**Job:**
Write out all of the entries that follow, word for word, but skip the pictures.

_ _ _ _

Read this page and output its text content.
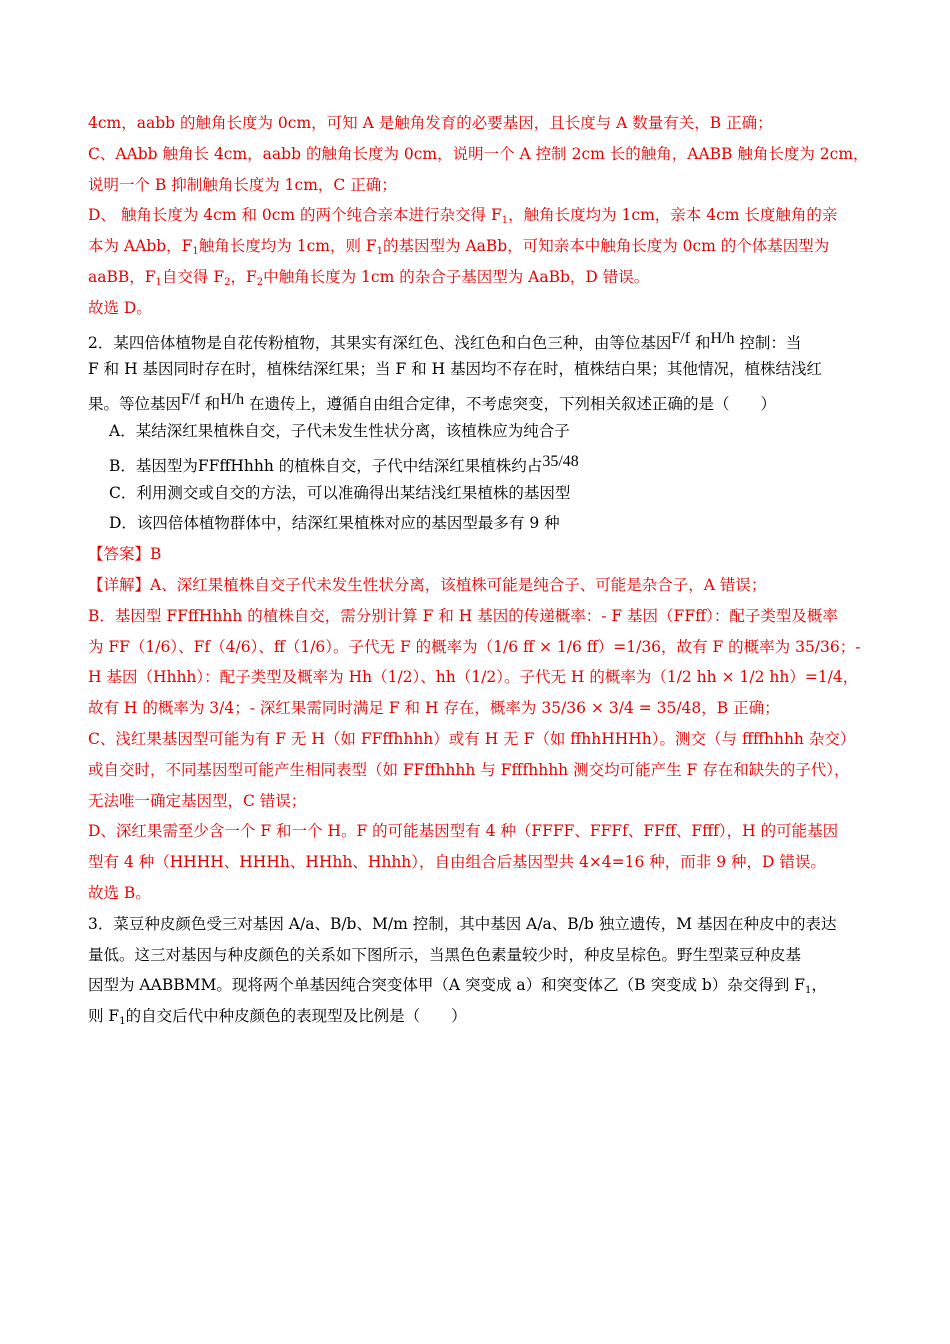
4cm，aabb 的触角长度为 0cm，可知 A 是触角发育的必要基因，且长度与 A 数量有关，B 正确；
C、AAbb 触角长 4cm，aabb 的触角长度为 0cm，说明一个 A 控制 2cm 长的触角，AABB 触角长度为 2cm，
说明一个 B 抑制触角长度为 1cm，C 正确；
D、 触角长度为 4cm 和 0cm 的两个纯合亲本进行杂交得 $F_1$，触角长度均为 1cm，亲本 4cm 长度触角的亲
本为 AAbb，$F_1$触角长度均为 1cm，则 $F_1$的基因型为 AaBb，可知亲本中触角长度为 0cm 的个体基因型为
aaBB，$F_1$自交得 $F_2$，$F_2$中触角长度为 1cm 的杂合子基因型为 AaBb，D 错误。
故选 D。
2．某四倍体植物是自花传粉植物，其果实有深红色、浅红色和白色三种，由等位基因F/f 和H/h 控制：当
F 和 H 基因同时存在时，植株结深红果；当 F 和 H 基因均不存在时，植株结白果；其他情况，植株结浅红
果。等位基因F/f 和H/h 在遗传上，遵循自由组合定律，不考虑突变，下列相关叙述正确的是（　　）
A．某结深红果植株自交，子代未发生性状分离，该植株应为纯合子
B．基因型为FFffHhhh 的植株自交，子代中结深红果植株约占35/48
C．利用测交或自交的方法，可以准确得出某结浅红果植株的基因型
D．该四倍体植物群体中，结深红果植株对应的基因型最多有 9 种
【答案】B
【详解】A、深红果植株自交子代未发生性状分离，该植株可能是纯合子、可能是杂合子，A 错误；
B．基因型 FFffHhhh 的植株自交，需分别计算 F 和 H 基因的传递概率：- F 基因（FFff）：配子类型及概率
为 FF（1/6）、Ff（4/6）、ff（1/6）。子代无 F 的概率为（1/6 ff × 1/6 ff）=1/36，故有 F 的概率为 35/36；-
H 基因（Hhhh）：配子类型及概率为 Hh（1/2）、hh（1/2）。子代无 H 的概率为（1/2 hh × 1/2 hh）=1/4，
故有 H 的概率为 3/4；- 深红果需同时满足 F 和 H 存在，概率为 35/36 × 3/4 = 35/48，B 正确；
C、浅红果基因型可能为有 F 无 H（如 FFffhhhh）或有 H 无 F（如 ffhhHHHh）。测交（与 ffffhhhh 杂交）
或自交时，不同基因型可能产生相同表型（如 FFffhhhh 与 Ffffhhhh 测交均可能产生 F 存在和缺失的子代），
无法唯一确定基因型，C 错误；
D、深红果需至少含一个 F 和一个 H。F 的可能基因型有 4 种（FFFF、FFFf、FFff、Ffff），H 的可能基因
型有 4 种（HHHH、HHHh、HHhh、Hhhh），自由组合后基因型共 4×4=16 种，而非 9 种，D 错误。
故选 B。
3．菜豆种皮颜色受三对基因 A/a、B/b、M/m 控制，其中基因 A/a、B/b 独立遗传，M 基因在种皮中的表达
量低。这三对基因与种皮颜色的关系如下图所示，当黑色色素量较少时，种皮呈棕色。野生型菜豆种皮基
因型为 AABBMM。现将两个单基因纯合突变体甲（A 突变成 a）和突变体乙（B 突变成 b）杂交得到 $F_1$，
则 $F_1$的自交后代中种皮颜色的表现型及比例是（　　）
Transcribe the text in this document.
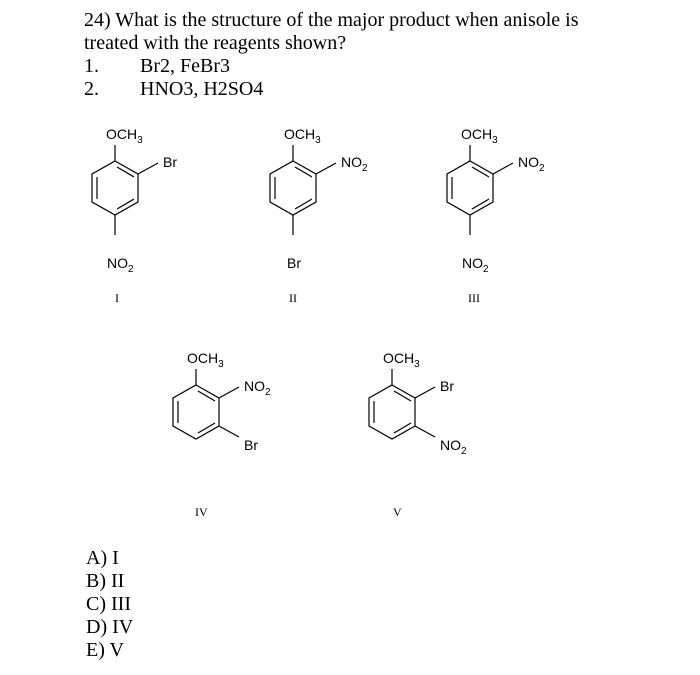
24) What is the structure of the major product when anisole is
treated with the reagents shown?
1. Br2, FeBr3
2. HNO3, H2SO4
$OCH_3$
Br
$NO_2$
$OCH_3$
$NO_2$
Br
$OCH_3$
$NO_2$
$NO_2$
$OCH_3$
$NO_2$
Br
$OCH_3$
Br
$NO_2$
I	II	III
IV	V
A) I
B) II
C) III
D) IV
E) V
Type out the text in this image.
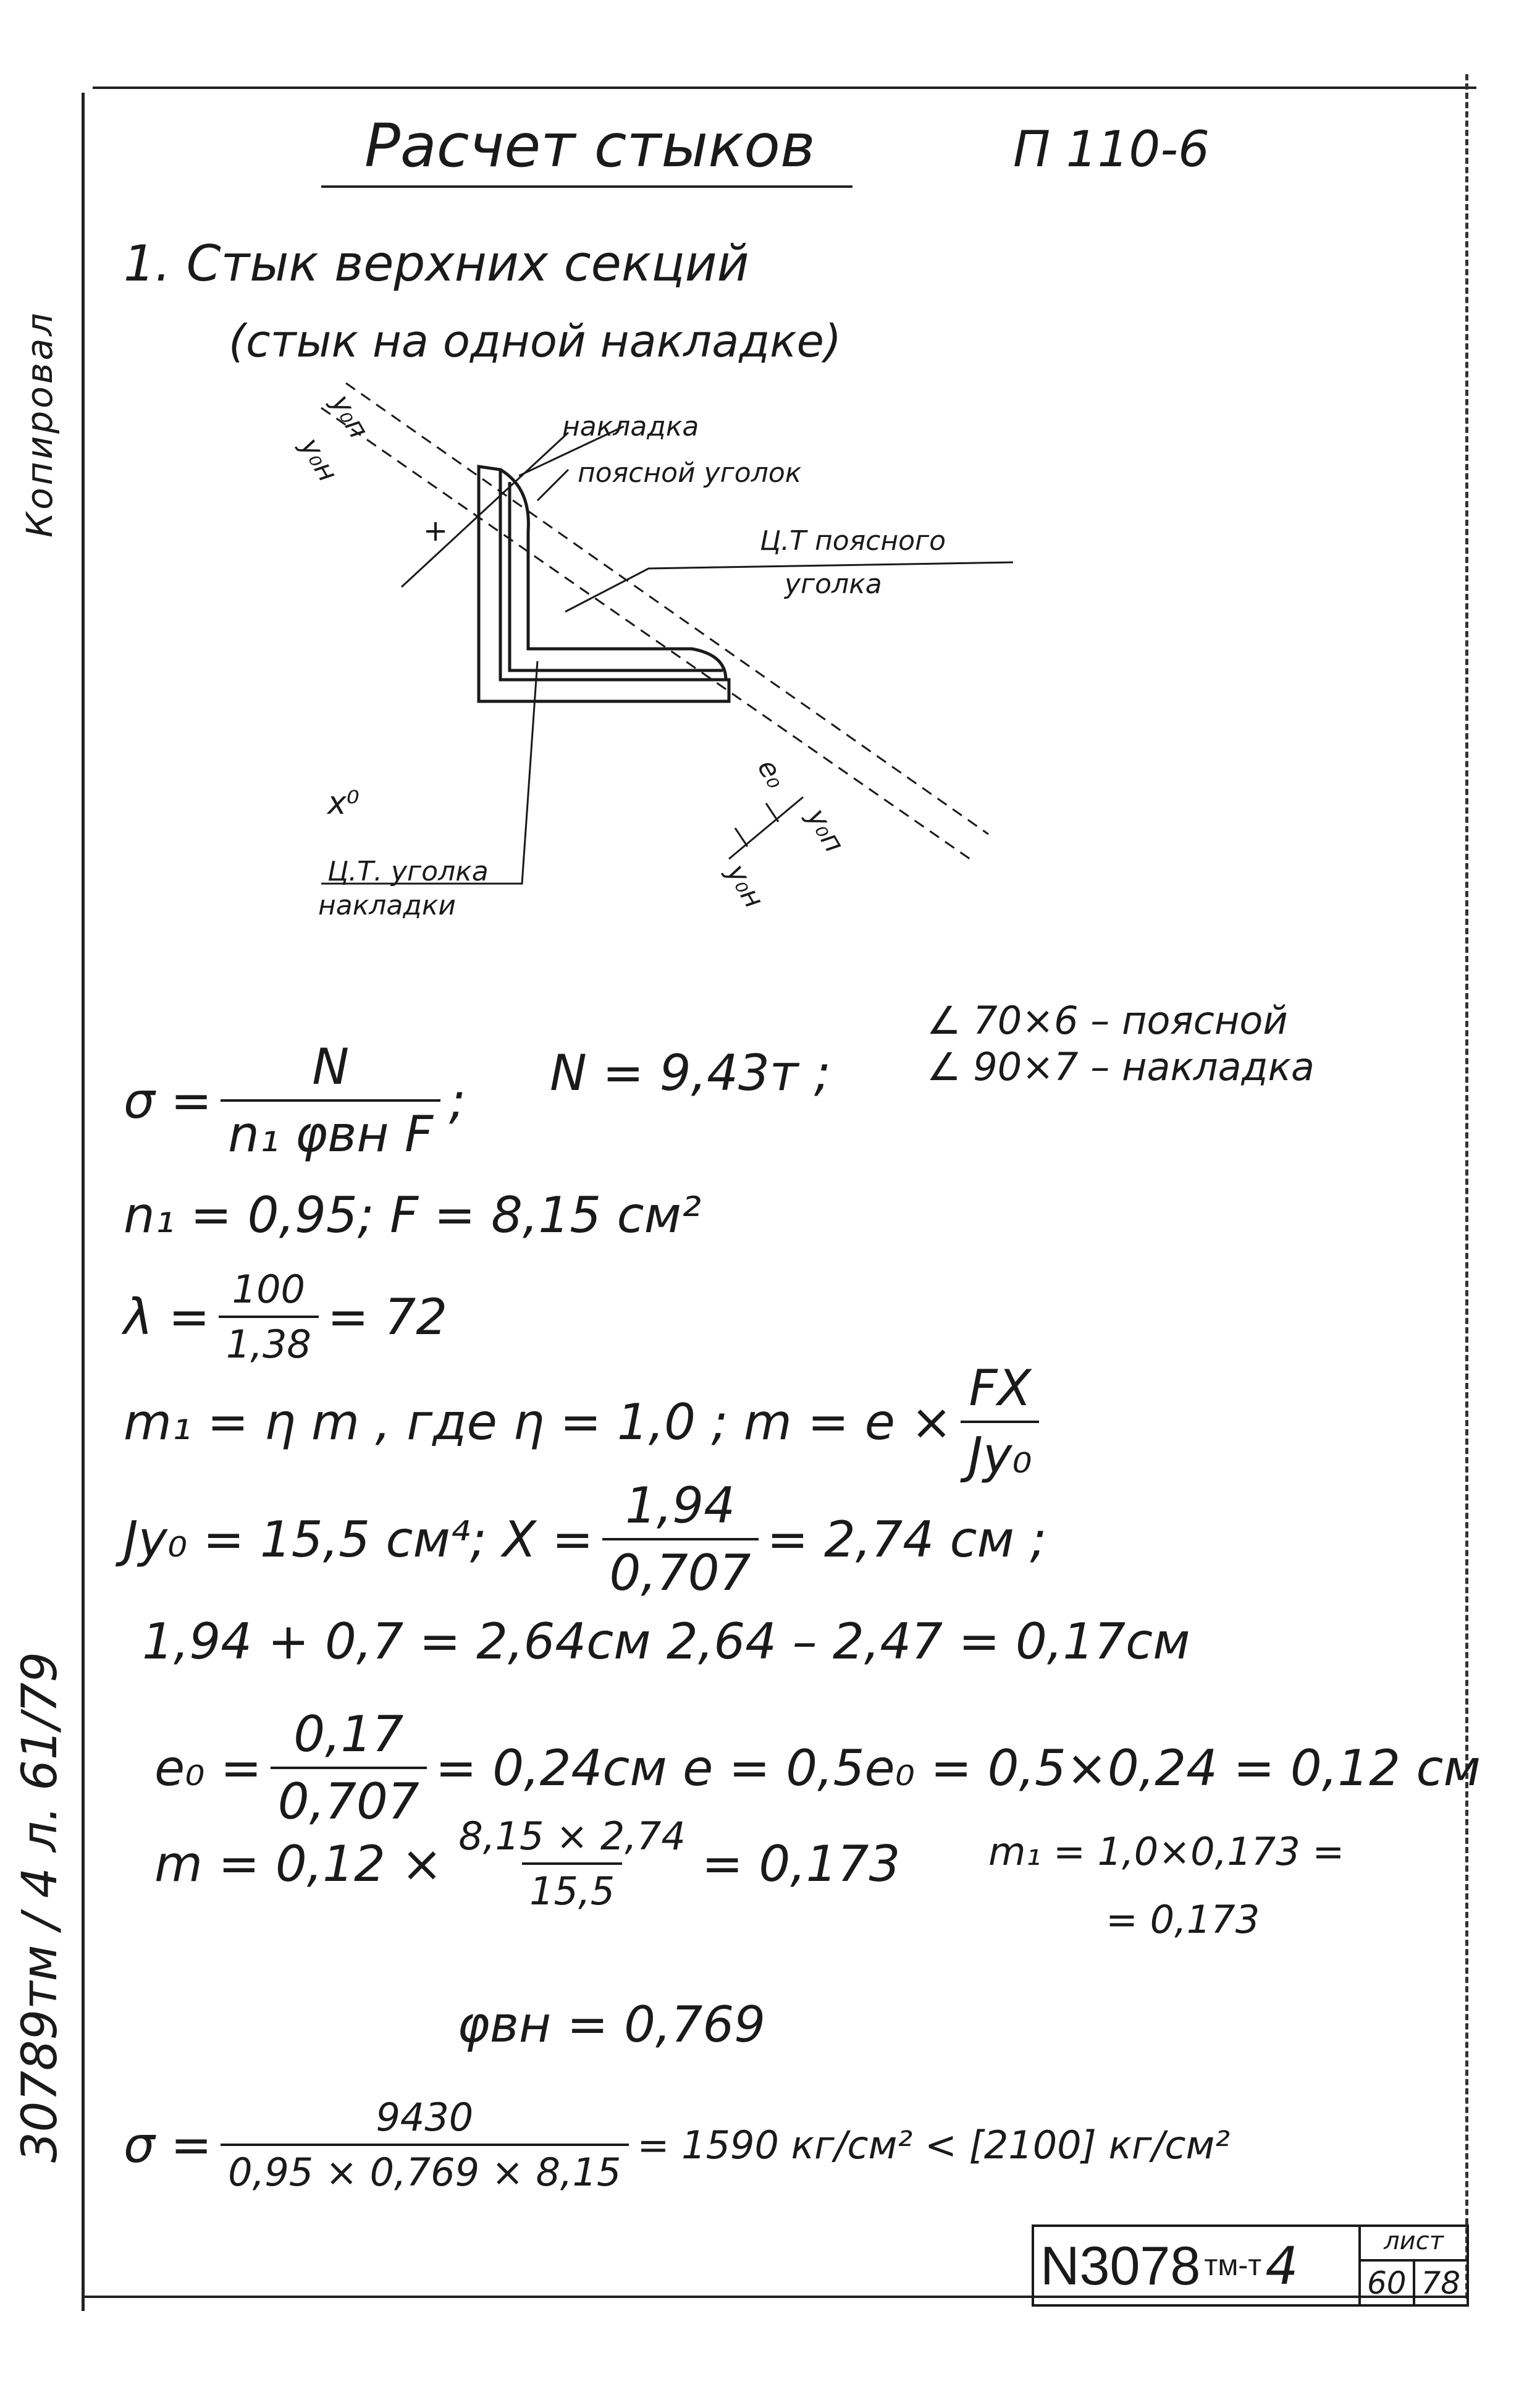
30789тм / 4 л. 61/79
Копировал
Расчет стыков	П 110-6
1. Стык верхних секций
(стык на одной накладке)
y₀п
y₀н
накладка
поясной уголок
Ц.Т поясного
уголка
e₀
y₀п
y₀н
x⁰
Ц.Т. уголка
накладки
$\sigma = \frac{N}{\text{n₁ φвн F}}$ ; N = 9,43т ;
∠ 70×6 – поясной
∠ 90×7 – накладка
n₁ = 0,95; F = 8,15 см²
$\lambda = \frac{100}{1,38} = 72$
m₁ = η m , где η = 1,0 ; $m = e \times \frac{FX}{\text{Jy₀}}$
Jy₀ = 15,5 см⁴; $X = \frac{1,94}{0,707} = 2,74$ см ;
1,94 + 0,7 = 2,64см 2,64 – 2,47 = 0,17см
$e_0 = \frac{0,17}{0,707} = 0,24см$ e = 0,5e₀ = 0,5×0,24 = 0,12 см
$m = 0,12 \times \frac{8,15 \times 2,74}{15,5} = 0,173$ m₁ = 1,0×0,173 =
= 0,173
φвн = 0,769
$\sigma = \frac{9430}{0,95 \times 0,769 \times 8,15} = 1590$ кг/см² < [2100] кг/см²
N3078 тм-т 4	лист
60 78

_ _ _ _

**Exercise output:**
Read this page and output its text content.
4cm，aabb 的触角长度为 0cm，可知 A 是触角发育的必要基因，且长度与 A 数量有关，B 正确；
C、AAbb 触角长 4cm，aabb 的触角长度为 0cm，说明一个 A 控制 2cm 长的触角，AABB 触角长度为 2cm，
说明一个 B 抑制触角长度为 1cm，C 正确；
D、 触角长度为 4cm 和 0cm 的两个纯合亲本进行杂交得 $F_1$，触角长度均为 1cm，亲本 4cm 长度触角的亲
本为 AAbb，$F_1$触角长度均为 1cm，则 $F_1$的基因型为 AaBb，可知亲本中触角长度为 0cm 的个体基因型为
aaBB，$F_1$自交得 $F_2$，$F_2$中触角长度为 1cm 的杂合子基因型为 AaBb，D 错误。
故选 D。
2．某四倍体植物是自花传粉植物，其果实有深红色、浅红色和白色三种，由等位基因F/f 和H/h 控制：当
F 和 H 基因同时存在时，植株结深红果；当 F 和 H 基因均不存在时，植株结白果；其他情况，植株结浅红
果。等位基因F/f 和H/h 在遗传上，遵循自由组合定律，不考虑突变，下列相关叙述正确的是（　　）
A．某结深红果植株自交，子代未发生性状分离，该植株应为纯合子
B．基因型为FFffHhhh 的植株自交，子代中结深红果植株约占35/48
C．利用测交或自交的方法，可以准确得出某结浅红果植株的基因型
D．该四倍体植物群体中，结深红果植株对应的基因型最多有 9 种
【答案】B
【详解】A、深红果植株自交子代未发生性状分离，该植株可能是纯合子、可能是杂合子，A 错误；
B．基因型 FFffHhhh 的植株自交，需分别计算 F 和 H 基因的传递概率：- F 基因（FFff）：配子类型及概率
为 FF（1/6）、Ff（4/6）、ff（1/6）。子代无 F 的概率为（1/6 ff × 1/6 ff）=1/36，故有 F 的概率为 35/36；-
H 基因（Hhhh）：配子类型及概率为 Hh（1/2）、hh（1/2）。子代无 H 的概率为（1/2 hh × 1/2 hh）=1/4，
故有 H 的概率为 3/4；- 深红果需同时满足 F 和 H 存在，概率为 35/36 × 3/4 = 35/48，B 正确；
C、浅红果基因型可能为有 F 无 H（如 FFffhhhh）或有 H 无 F（如 ffhhHHHh）。测交（与 ffffhhhh 杂交）
或自交时，不同基因型可能产生相同表型（如 FFffhhhh 与 Ffffhhhh 测交均可能产生 F 存在和缺失的子代），
无法唯一确定基因型，C 错误；
D、深红果需至少含一个 F 和一个 H。F 的可能基因型有 4 种（FFFF、FFFf、FFff、Ffff），H 的可能基因
型有 4 种（HHHH、HHHh、HHhh、Hhhh），自由组合后基因型共 4×4=16 种，而非 9 种，D 错误。
故选 B。
3．菜豆种皮颜色受三对基因 A/a、B/b、M/m 控制，其中基因 A/a、B/b 独立遗传，M 基因在种皮中的表达
量低。这三对基因与种皮颜色的关系如下图所示，当黑色色素量较少时，种皮呈棕色。野生型菜豆种皮基
因型为 AABBMM。现将两个单基因纯合突变体甲（A 突变成 a）和突变体乙（B 突变成 b）杂交得到 $F_1$，
则 $F_1$的自交后代中种皮颜色的表现型及比例是（　　）
Transcribe the text in this document.
24) What is the structure of the major product when anisole is
treated with the reagents shown?
1. Br2, FeBr3
2. HNO3, H2SO4
$OCH_3$
Br
$NO_2$
$OCH_3$
$NO_2$
Br
$OCH_3$
$NO_2$
$NO_2$
$OCH_3$
$NO_2$
Br
$OCH_3$
Br
$NO_2$
I	II	III
IV	V
A) I
B) II
C) III
D) IV
E) V
Type out the text in this image.
30789тм / 4 л. 61/79
Копировал
Расчет стыков	П 110-6
1. Стык верхних секций
(стык на одной накладке)
y₀п
y₀н
накладка
поясной уголок
Ц.Т поясного
уголка
e₀
y₀п
y₀н
x⁰
Ц.Т. уголка
накладки
$\sigma = \frac{N}{\text{n₁ φвн F}}$ ; N = 9,43т ;
∠ 70×6 – поясной
∠ 90×7 – накладка
n₁ = 0,95; F = 8,15 см²
$\lambda = \frac{100}{1,38} = 72$
m₁ = η m , где η = 1,0 ; $m = e \times \frac{FX}{\text{Jy₀}}$
Jy₀ = 15,5 см⁴; $X = \frac{1,94}{0,707} = 2,74$ см ;
1,94 + 0,7 = 2,64см 2,64 – 2,47 = 0,17см
$e_0 = \frac{0,17}{0,707} = 0,24см$ e = 0,5e₀ = 0,5×0,24 = 0,12 см
$m = 0,12 \times \frac{8,15 \times 2,74}{15,5} = 0,173$ m₁ = 1,0×0,173 =
= 0,173
φвн = 0,769
$\sigma = \frac{9430}{0,95 \times 0,769 \times 8,15} = 1590$ кг/см² < [2100] кг/см²
N3078 тм-т 4	лист
60 78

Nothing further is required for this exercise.